(Records that describe figures)
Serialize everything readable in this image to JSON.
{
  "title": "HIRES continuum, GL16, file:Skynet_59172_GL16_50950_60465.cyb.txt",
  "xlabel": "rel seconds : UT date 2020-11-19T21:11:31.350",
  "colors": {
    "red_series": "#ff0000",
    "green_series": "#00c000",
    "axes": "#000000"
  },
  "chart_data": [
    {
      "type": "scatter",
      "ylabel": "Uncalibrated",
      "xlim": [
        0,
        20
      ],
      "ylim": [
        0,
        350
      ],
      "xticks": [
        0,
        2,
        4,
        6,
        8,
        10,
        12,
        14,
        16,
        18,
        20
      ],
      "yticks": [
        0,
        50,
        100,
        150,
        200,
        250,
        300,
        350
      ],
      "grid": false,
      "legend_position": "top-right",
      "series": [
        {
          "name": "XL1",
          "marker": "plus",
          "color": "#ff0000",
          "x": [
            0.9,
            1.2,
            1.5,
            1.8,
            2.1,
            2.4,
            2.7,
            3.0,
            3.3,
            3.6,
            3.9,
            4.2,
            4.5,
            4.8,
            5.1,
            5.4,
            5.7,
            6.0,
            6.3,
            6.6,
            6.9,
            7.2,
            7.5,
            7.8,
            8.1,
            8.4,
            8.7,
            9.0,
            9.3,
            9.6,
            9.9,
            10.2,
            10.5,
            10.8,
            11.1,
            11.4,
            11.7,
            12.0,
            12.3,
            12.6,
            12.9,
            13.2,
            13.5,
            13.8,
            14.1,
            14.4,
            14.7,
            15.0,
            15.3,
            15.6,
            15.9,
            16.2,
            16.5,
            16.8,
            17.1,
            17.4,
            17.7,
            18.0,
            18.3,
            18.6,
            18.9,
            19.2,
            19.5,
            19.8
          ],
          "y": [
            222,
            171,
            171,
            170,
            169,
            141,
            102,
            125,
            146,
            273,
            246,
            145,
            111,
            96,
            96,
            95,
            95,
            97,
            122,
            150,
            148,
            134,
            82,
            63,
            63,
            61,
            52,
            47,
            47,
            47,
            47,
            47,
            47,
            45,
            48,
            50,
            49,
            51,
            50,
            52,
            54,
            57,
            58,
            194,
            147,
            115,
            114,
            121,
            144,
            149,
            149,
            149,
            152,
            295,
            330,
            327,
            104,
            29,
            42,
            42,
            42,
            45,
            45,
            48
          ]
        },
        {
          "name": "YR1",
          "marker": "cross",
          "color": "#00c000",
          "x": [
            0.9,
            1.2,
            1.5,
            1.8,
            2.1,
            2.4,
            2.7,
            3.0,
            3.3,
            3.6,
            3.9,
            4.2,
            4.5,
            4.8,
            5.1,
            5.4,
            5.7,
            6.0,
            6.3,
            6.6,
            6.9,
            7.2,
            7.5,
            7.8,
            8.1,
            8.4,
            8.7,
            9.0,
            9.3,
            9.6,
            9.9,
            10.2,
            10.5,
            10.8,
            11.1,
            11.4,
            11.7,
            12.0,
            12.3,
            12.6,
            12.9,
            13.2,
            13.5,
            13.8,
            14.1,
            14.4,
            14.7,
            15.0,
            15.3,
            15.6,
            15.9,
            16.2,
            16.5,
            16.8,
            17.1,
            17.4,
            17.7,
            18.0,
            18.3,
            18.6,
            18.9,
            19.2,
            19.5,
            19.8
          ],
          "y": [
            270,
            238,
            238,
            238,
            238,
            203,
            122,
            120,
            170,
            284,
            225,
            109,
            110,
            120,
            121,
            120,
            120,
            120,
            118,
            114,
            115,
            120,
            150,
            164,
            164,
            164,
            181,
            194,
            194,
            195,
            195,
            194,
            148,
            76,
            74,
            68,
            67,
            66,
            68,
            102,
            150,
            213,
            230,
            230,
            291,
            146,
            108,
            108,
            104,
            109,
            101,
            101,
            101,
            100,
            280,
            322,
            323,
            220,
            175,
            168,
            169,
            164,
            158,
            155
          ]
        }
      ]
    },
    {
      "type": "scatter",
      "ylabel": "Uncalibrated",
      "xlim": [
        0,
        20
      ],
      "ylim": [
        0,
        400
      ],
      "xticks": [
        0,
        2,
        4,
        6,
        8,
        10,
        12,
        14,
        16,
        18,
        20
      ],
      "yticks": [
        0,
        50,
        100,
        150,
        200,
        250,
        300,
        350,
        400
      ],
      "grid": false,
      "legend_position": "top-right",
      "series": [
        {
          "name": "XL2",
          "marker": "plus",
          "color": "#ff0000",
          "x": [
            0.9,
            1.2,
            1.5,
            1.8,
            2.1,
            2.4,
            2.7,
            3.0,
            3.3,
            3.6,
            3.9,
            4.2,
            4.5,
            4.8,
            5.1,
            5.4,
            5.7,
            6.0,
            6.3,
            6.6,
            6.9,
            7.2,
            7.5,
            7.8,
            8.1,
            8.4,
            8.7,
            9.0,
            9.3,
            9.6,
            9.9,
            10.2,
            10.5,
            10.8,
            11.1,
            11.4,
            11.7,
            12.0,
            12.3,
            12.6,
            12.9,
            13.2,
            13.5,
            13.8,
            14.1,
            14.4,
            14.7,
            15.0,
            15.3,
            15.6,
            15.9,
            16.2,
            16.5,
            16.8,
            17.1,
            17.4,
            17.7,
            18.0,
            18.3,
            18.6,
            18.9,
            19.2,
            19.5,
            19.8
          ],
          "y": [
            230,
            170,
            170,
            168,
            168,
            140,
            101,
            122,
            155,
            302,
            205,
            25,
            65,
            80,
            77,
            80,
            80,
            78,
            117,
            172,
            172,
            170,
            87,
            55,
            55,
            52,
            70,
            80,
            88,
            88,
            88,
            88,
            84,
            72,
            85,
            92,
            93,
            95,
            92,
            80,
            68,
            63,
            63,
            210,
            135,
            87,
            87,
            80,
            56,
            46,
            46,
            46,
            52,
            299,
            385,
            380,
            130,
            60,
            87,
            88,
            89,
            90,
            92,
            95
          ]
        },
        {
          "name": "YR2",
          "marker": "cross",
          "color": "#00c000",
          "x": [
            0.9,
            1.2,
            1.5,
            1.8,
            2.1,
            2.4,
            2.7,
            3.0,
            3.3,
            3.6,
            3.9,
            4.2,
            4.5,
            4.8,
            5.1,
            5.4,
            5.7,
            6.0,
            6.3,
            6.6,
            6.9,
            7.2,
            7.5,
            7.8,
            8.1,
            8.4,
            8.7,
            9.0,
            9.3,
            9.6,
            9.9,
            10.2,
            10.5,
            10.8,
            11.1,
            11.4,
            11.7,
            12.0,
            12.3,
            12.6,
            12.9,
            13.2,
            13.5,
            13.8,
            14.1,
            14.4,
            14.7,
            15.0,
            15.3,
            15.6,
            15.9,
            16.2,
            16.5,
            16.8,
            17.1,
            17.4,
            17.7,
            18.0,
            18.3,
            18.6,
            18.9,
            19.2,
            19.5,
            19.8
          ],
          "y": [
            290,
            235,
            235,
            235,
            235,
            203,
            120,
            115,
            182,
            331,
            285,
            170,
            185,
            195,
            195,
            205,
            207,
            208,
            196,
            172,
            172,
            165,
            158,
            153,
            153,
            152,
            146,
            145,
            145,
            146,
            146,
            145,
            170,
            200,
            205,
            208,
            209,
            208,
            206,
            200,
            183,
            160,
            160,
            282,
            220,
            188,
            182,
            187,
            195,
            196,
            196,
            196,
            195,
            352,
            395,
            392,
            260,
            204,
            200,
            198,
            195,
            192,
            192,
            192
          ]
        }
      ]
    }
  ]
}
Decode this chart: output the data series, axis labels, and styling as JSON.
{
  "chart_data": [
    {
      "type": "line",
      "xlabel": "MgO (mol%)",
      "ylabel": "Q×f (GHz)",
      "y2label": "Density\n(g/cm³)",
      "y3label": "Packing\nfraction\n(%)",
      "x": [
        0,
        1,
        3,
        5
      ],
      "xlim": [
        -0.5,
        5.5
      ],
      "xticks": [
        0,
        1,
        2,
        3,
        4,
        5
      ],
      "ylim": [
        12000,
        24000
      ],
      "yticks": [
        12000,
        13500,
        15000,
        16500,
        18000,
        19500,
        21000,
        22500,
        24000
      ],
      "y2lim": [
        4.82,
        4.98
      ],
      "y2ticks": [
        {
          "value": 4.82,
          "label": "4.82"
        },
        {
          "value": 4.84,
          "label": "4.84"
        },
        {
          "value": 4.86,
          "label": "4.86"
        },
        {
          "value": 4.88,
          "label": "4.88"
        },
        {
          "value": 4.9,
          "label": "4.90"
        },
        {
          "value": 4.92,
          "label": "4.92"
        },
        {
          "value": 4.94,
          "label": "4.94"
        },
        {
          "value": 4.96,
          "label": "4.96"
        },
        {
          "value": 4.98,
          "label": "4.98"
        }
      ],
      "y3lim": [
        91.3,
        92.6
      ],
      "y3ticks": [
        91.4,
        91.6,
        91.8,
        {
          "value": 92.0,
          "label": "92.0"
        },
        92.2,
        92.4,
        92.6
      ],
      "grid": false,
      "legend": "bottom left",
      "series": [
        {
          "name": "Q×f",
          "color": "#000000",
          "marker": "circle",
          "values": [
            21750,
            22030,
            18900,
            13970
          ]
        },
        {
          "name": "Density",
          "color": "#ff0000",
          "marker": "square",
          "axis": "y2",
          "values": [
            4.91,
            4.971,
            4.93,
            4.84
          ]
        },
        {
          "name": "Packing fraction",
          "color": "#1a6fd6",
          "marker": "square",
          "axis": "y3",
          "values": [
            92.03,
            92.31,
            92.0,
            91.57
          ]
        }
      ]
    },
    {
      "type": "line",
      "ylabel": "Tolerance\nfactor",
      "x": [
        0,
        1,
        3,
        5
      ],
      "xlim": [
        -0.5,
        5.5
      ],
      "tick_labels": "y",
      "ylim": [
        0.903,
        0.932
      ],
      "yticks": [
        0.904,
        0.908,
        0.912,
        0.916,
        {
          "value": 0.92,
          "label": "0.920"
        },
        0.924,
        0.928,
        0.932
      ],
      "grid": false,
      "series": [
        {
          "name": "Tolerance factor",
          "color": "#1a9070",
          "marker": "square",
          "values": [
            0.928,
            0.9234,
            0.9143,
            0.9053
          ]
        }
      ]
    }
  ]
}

**Task objective**:
Count the lines that include the word "this" and state the result as a bare number.

**Exercise answer**:
2